[start DATA PROVIDED]
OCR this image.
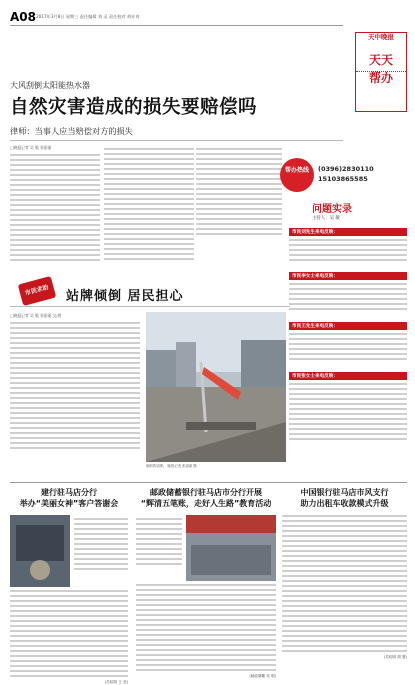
A08 2017年3月8日 星期三 责任编辑 刘 灵 责任校对 胡亦冉
天中晚报
天天
帮办
大风刮倒太阳能热水器
自然灾害造成的损失要赔偿吗
律师：当事人应当赔偿对方的损失
□晚报记者 吴 敏 张丽丽
帮办热线	(0396)2830110
15103865585
问题实录
主持人：吴 敏
市民刘先生来电反映：
市民李女士来电反映：
市民王先生来电反映：
市民张女士来电反映：
市民求助	站牌倾倒 居民担心
□晚报记者 吴 敏 张丽丽 文/图
倾倒的站牌。 晚报记者 张丽丽 摄
建行驻马店分行
举办“美丽女神”客户答谢会
(苏绍明 王 莹)
邮政储蓄银行驻马店市分行开展
“辉清五笔账，走好人生路”教育活动
(邮政储蓄 吴 明)
中国银行驻马店市风支行
助力出租车收款模式升级
(苏绍明 胡 慧)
[end DATA PROVIDED]
*TASK OBJECTIVE*
Filter the records above for lines containing the word "晚报记者", and copy those lines.

*WRITTEN SOLUTION*
□晚报记者 吴 敏 张丽丽
□晚报记者 吴 敏 张丽丽 文/图
倾倒的站牌。 晚报记者 张丽丽 摄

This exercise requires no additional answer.